→ **Exercise set**
1. In the excerpt on the Pennsylvania Constitution, since what year has the provision in Article I, section 25 been part of that constitution?
2. Does each statement agree with the excerpt on the Pennsylvania Constitution? Answer yes or no for each, quoting the deciding words. (a) The state constitution restrains its government's general powers through a Declaration of Rights. (b) State constitutions typically establish governments of limited, enumerated powers. (c) The provision in Article I, section 25 has been substantially revised since 1776.
3. Resume the excerpt on the Pennsylvania Constitution from the point where it stops.

→ **Page extract**
──────────

The primary purposes of a constitution are to establish a government, define or limit its powers and divide those powers among its parts. . . . State constitutions . . . typically establish governments of general powers, which possess all powers not. denied by the state constitution. . . . Our state constitution functions this way and restrains these general powers by a Declaration of Rights [Article I]. (Citations omitted.)

The Supreme Court noted that the provision found in Article I, section 25 has, without material change, been a part of the Pennsylvania Constitution since 1776 and that it acts to “limit our state governments general power.” Id. at 30, 515 A.2d at 1335.

──────────

Element boundary records:
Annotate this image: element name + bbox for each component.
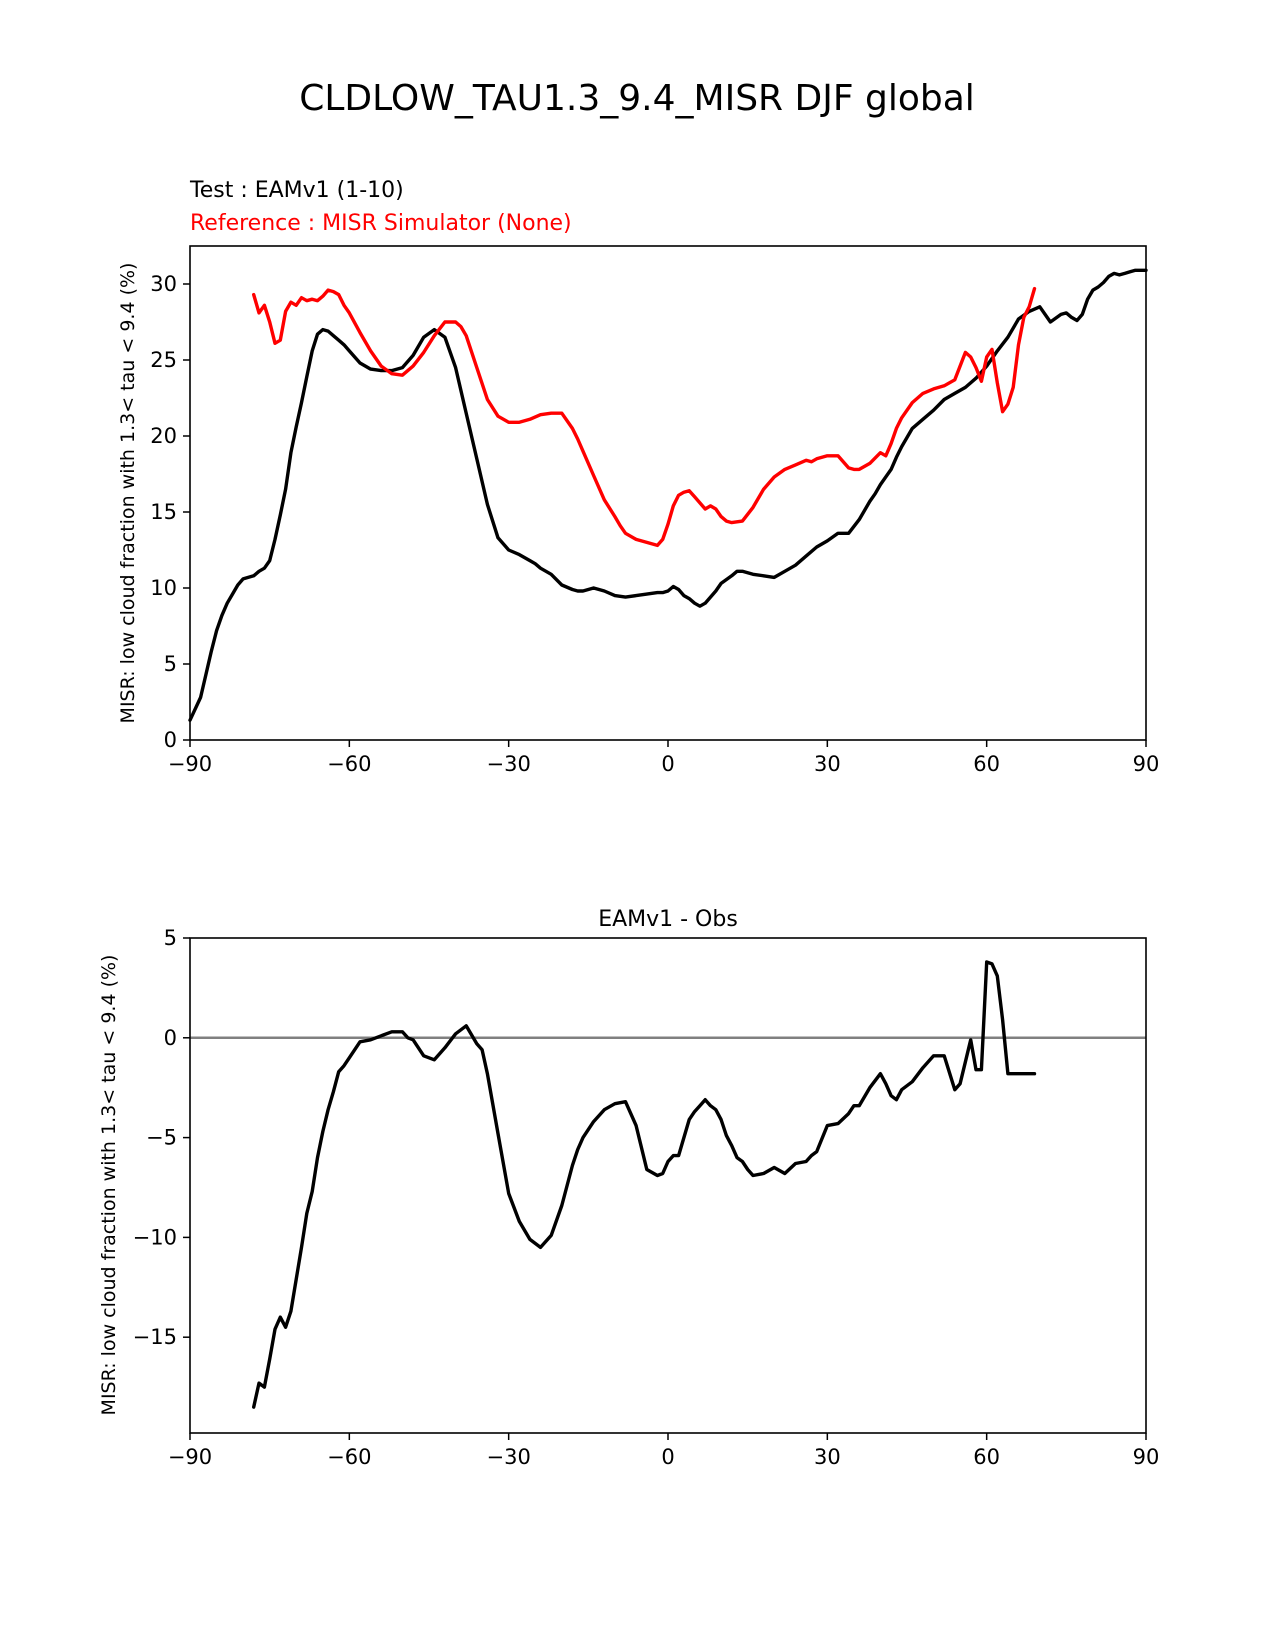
top-x-tick-label: 0 xyxy=(661,752,674,776)
top-series-line-0 xyxy=(188,268,1148,722)
bottom-y-tick-label: 5 xyxy=(164,926,177,950)
reference-label: Reference : MISR Simulator (None) xyxy=(190,211,572,236)
bottom-x-tick-label: −90 xyxy=(168,1445,212,1469)
top-y-tick-label: 5 xyxy=(164,652,177,676)
bottom-axes-frame xyxy=(189,937,1147,1434)
top-y-tick-label: 15 xyxy=(150,500,177,524)
bottom-x-tick-label: 0 xyxy=(661,1445,674,1469)
bottom-y-ticks: −15 −10 −5 0 5 xyxy=(133,926,190,1349)
top-x-ticks: −90 −60 −30 0 30 60 90 xyxy=(168,740,1160,776)
top-series-lines xyxy=(188,268,1148,722)
top-x-tick-label: 30 xyxy=(814,752,841,776)
top-y-tick-label: 30 xyxy=(150,272,177,296)
top-y-ticks: 0 5 10 15 20 25 30 xyxy=(150,272,190,752)
bottom-x-ticks: −90 −60 −30 0 30 60 90 xyxy=(168,1433,1160,1469)
bottom-subplot-title: EAMv1 - Obs xyxy=(598,907,738,932)
bottom-x-tick-label: 60 xyxy=(973,1445,1000,1469)
bottom-y-tick-label: 0 xyxy=(164,1026,177,1050)
top-y-tick-label: 10 xyxy=(150,576,177,600)
test-label: Test : EAMv1 (1-10) xyxy=(189,178,404,203)
bottom-x-tick-label: 90 xyxy=(1133,1445,1160,1469)
top-x-tick-label: −60 xyxy=(327,752,371,776)
bottom-y-axis-label: MISR: low cloud fraction with 1.3< tau <… xyxy=(98,955,120,1416)
top-x-tick-label: −30 xyxy=(487,752,531,776)
bottom-series-lines xyxy=(251,960,1037,1409)
top-x-tick-label: 90 xyxy=(1133,752,1160,776)
figure-title: CLDLOW_TAU1.3_9.4_MISR DJF global xyxy=(299,78,975,119)
top-y-tick-label: 0 xyxy=(164,728,177,752)
top-y-axis-label: MISR: low cloud fraction with 1.3< tau <… xyxy=(117,263,139,724)
top-series-line-1 xyxy=(251,286,1037,548)
bottom-series-line-0 xyxy=(251,960,1037,1409)
top-x-tick-label: −90 xyxy=(168,752,212,776)
bottom-y-tick-label: −5 xyxy=(146,1126,177,1150)
bottom-x-tick-label: −30 xyxy=(487,1445,531,1469)
bottom-y-tick-label: −10 xyxy=(133,1225,177,1249)
bottom-x-tick-label: −60 xyxy=(327,1445,371,1469)
bottom-panel: EAMv1 - Obs −90 −60 −30 0 30 60 90 −15−10−505 … xyxy=(98,907,1159,1469)
bottom-x-tick-label: 30 xyxy=(814,1445,841,1469)
top-x-tick-label: 60 xyxy=(973,752,1000,776)
top-y-tick-label: 20 xyxy=(150,424,177,448)
top-axes-frame xyxy=(189,245,1147,741)
top-panel: Test : EAMv1 (1-10) Reference : MISR Sim… xyxy=(117,178,1159,776)
top-y-tick-label: 25 xyxy=(150,348,177,372)
bottom-y-tick-label: −15 xyxy=(133,1325,177,1349)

──────────

→ **Responses by task**
1. Since 1776, without material change.

2.
(a) Yes: "restrains these general powers by a Declaration of Rights [Article I]"
(b) No: "typically establish governments of general powers"
(c) No: "without material change, been a part of the Pennsylvania Constitution since 1776"

3.
We conclude that the effect of Article I, section 25 is not to raise Article I to a superior position over the remainder of the Pennsylvania Constitution. Rather, its effect is to prohibit the government, defined by the remainder of the Constitution, from acting in any manner to limit or restrain those rights set forth in Article I. This concept has been aptly described as follows:

[A] declaration of rights as we have called it in Pennsylvania, is a designation of the recognized inherent private rights of an individual which are protected against infringement by government. The declarations are prohibitions and restrictions of the powers of officials which they must accept and follow. When the people, *632through their frame- of government, gave power to the General Assembly, officials and agencies of government, they reserved from those powers the designated rights of the individual. A right ... is reserved by all people only in the sense that it is reserved by each person. ‘All’ the people, except by constitutional amendment, cannot deny one person of any of these rights. They cannot do it through their officials, their legislators, or by direct action such as initiative or referendum.

Woodside, Pennsylvania Constitutional Law 113 (1985). Article I has never been used to invalidate another provision of the Pennsylvania Constitution. We now hold that one part of the Pennsylvania Constitution may not be used to challenge the constitutionality of another part of that same constitution. Therefore, the constitutional challenges to Article V, section 16(b) based on article I, sections 1 and 26 do not state a cause of action upon which relief can be granted.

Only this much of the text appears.